PROVIDED INFORMATION:
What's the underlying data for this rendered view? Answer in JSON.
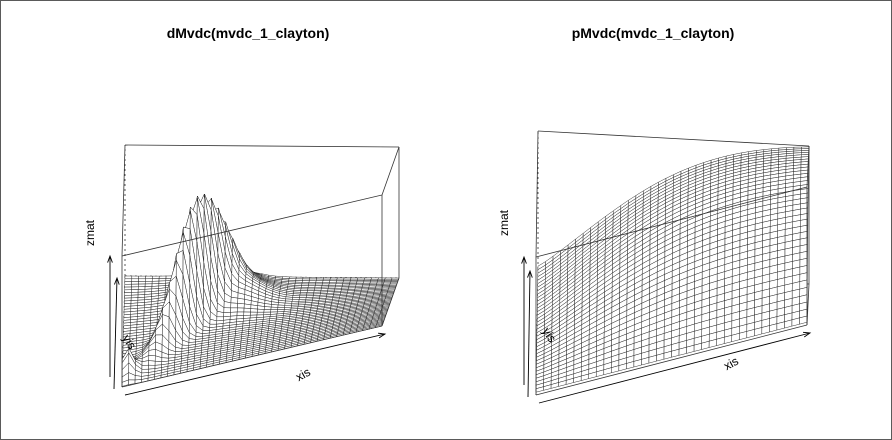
{
  "chart_data": [
    {
      "type": "surface",
      "title": "dMvdc(mvdc_1_clayton)",
      "xlabel": "xis",
      "ylabel": "yis",
      "zlabel": "zmat"
    },
    {
      "type": "surface",
      "title": "pMvdc(mvdc_1_clayton)",
      "xlabel": "xis",
      "ylabel": "yis",
      "zlabel": "zmat"
    }
  ]
}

AIM OF THE EXERCISE: Using the records above, retype everything exactly except the pictures.

EXPECTED ANSWER:
What's the underlying data for this rendered view? Answer in JSON.
{
  "chart_data": [
    {
      "type": "surface",
      "title": "dMvdc(mvdc_1_clayton)",
      "xlabel": "xis",
      "ylabel": "yis",
      "zlabel": "zmat"
    },
    {
      "type": "surface",
      "title": "pMvdc(mvdc_1_clayton)",
      "xlabel": "xis",
      "ylabel": "yis",
      "zlabel": "zmat"
    }
  ]
}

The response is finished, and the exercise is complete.